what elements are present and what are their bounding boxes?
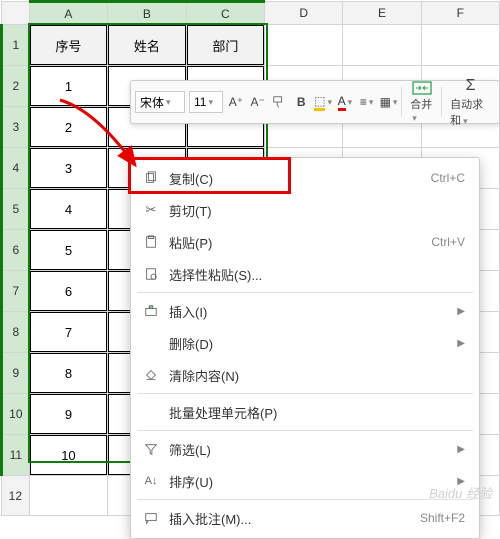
row-header[interactable]: 3 <box>2 107 30 148</box>
row-header[interactable]: 9 <box>2 353 30 394</box>
cell[interactable] <box>265 25 343 66</box>
row-header[interactable]: 10 <box>2 394 30 435</box>
align-button[interactable]: ≡ <box>358 91 376 113</box>
autosum-button[interactable]: Σ 自动求和 <box>446 77 495 128</box>
font-name-combo[interactable]: 宋体 <box>135 91 185 113</box>
menu-label: 选择性粘贴(S)... <box>169 265 262 284</box>
cell[interactable]: 序号 <box>29 25 107 66</box>
menu-label: 插入批注(M)... <box>169 509 251 528</box>
font-size-combo[interactable]: 11 <box>189 91 223 113</box>
menu-shortcut: Ctrl+V <box>431 235 465 249</box>
menu-label: 插入(I) <box>169 302 207 321</box>
borders-button[interactable]: ▦ <box>380 91 398 113</box>
cell[interactable] <box>343 25 421 66</box>
menu-label: 清除内容(N) <box>169 366 239 385</box>
menu-shortcut: Ctrl+C <box>431 171 465 185</box>
comment-icon <box>139 508 163 528</box>
cut-icon: ✂ <box>139 200 163 220</box>
merge-label: 合并 <box>410 96 433 124</box>
sort-icon: A↓ <box>139 471 163 491</box>
mini-toolbar: 宋体 11 A⁺ A⁻ B ⬚ A ≡ ▦ 合并 Σ 自动求和 <box>130 80 500 124</box>
row-header[interactable]: 7 <box>2 271 30 312</box>
menu-paste-special[interactable]: 选择性粘贴(S)... <box>131 258 479 290</box>
menu-copy[interactable]: 复制(C) Ctrl+C <box>131 162 479 194</box>
menu-sort[interactable]: A↓ 排序(U) ▶ <box>131 465 479 497</box>
format-painter-icon[interactable] <box>271 91 289 113</box>
row-header[interactable]: 4 <box>2 148 30 189</box>
menu-label: 复制(C) <box>169 169 213 188</box>
menu-label: 粘贴(P) <box>169 233 212 252</box>
cell[interactable]: 6 <box>29 271 107 312</box>
paste-icon <box>139 232 163 252</box>
col-header-d[interactable]: D <box>265 2 343 25</box>
copy-icon <box>139 168 163 188</box>
cell[interactable]: 7 <box>29 312 107 353</box>
col-header-c[interactable]: C <box>186 2 264 25</box>
col-header-a[interactable]: A <box>29 2 107 25</box>
col-header-f[interactable]: F <box>421 2 499 25</box>
cell[interactable] <box>421 25 499 66</box>
cell[interactable]: 10 <box>29 435 107 476</box>
cell[interactable] <box>29 476 107 516</box>
col-header-e[interactable]: E <box>343 2 421 25</box>
menu-insert-comment[interactable]: 插入批注(M)... Shift+F2 <box>131 502 479 534</box>
merge-icon <box>412 81 432 95</box>
context-menu: 复制(C) Ctrl+C ✂ 剪切(T) 粘贴(P) Ctrl+V 选择性粘贴(… <box>130 157 480 539</box>
menu-label: 批量处理单元格(P) <box>169 403 277 422</box>
menu-delete[interactable]: 删除(D) ▶ <box>131 327 479 359</box>
select-all-corner[interactable] <box>2 2 30 25</box>
menu-insert[interactable]: 插入(I) ▶ <box>131 295 479 327</box>
insert-icon <box>139 301 163 321</box>
menu-paste[interactable]: 粘贴(P) Ctrl+V <box>131 226 479 258</box>
increase-font-icon[interactable]: A⁺ <box>227 91 245 113</box>
paste-special-icon <box>139 264 163 284</box>
row-header[interactable]: 11 <box>2 435 30 476</box>
row-header[interactable]: 8 <box>2 312 30 353</box>
cell[interactable]: 4 <box>29 189 107 230</box>
fill-color-button[interactable]: ⬚ <box>314 91 332 113</box>
menu-clear[interactable]: 清除内容(N) <box>131 359 479 391</box>
row-header[interactable]: 5 <box>2 189 30 230</box>
col-header-b[interactable]: B <box>108 2 186 25</box>
row-header[interactable]: 6 <box>2 230 30 271</box>
font-color-button[interactable]: A <box>336 91 354 113</box>
cell[interactable]: 8 <box>29 353 107 394</box>
menu-cut[interactable]: ✂ 剪切(T) <box>131 194 479 226</box>
sigma-icon: Σ <box>466 77 476 95</box>
row-header[interactable]: 1 <box>2 25 30 66</box>
cell[interactable]: 9 <box>29 394 107 435</box>
bold-button[interactable]: B <box>292 91 310 113</box>
autosum-label: 自动求和 <box>450 96 491 128</box>
cell[interactable]: 姓名 <box>108 25 186 66</box>
menu-batch[interactable]: 批量处理单元格(P) <box>131 396 479 428</box>
merge-button[interactable]: 合并 <box>406 81 437 124</box>
cell[interactable]: 5 <box>29 230 107 271</box>
menu-filter[interactable]: 筛选(L) ▶ <box>131 433 479 465</box>
watermark: Baidu 经验 <box>429 483 492 502</box>
submenu-arrow-icon: ▶ <box>457 338 465 349</box>
submenu-arrow-icon: ▶ <box>457 306 465 317</box>
cell[interactable]: 1 <box>29 66 107 107</box>
cell[interactable]: 3 <box>29 148 107 189</box>
menu-label: 剪切(T) <box>169 201 212 220</box>
row-header[interactable]: 12 <box>2 476 30 516</box>
menu-label: 删除(D) <box>169 334 213 353</box>
menu-label: 排序(U) <box>169 472 213 491</box>
menu-shortcut: Shift+F2 <box>420 511 465 525</box>
submenu-arrow-icon: ▶ <box>457 444 465 455</box>
decrease-font-icon[interactable]: A⁻ <box>249 91 267 113</box>
cell[interactable]: 部门 <box>186 25 264 66</box>
cell[interactable]: 2 <box>29 107 107 148</box>
menu-label: 筛选(L) <box>169 440 211 459</box>
clear-icon <box>139 365 163 385</box>
row-header[interactable]: 2 <box>2 66 30 107</box>
filter-icon <box>139 439 163 459</box>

### TO DO
Format the lines as a JSON list of strings, one string per line and no blank lines, starting with the line containing "row-header[interactable]: 3 <box>2" and continuing through the line containing "align-button[interactable]: ≡ <box>358", both ends included.

### OUTPUT FOR THIS EXERCISE
[
  "row-header[interactable]: 3 <box>2 107 30 148</box>",
  "row-header[interactable]: 9 <box>2 353 30 394</box>",
  "cell[interactable] <box>265 25 343 66</box>",
  "row-header[interactable]: 10 <box>2 394 30 435</box>",
  "align-button[interactable]: ≡ <box>358 91 376 113</box>"
]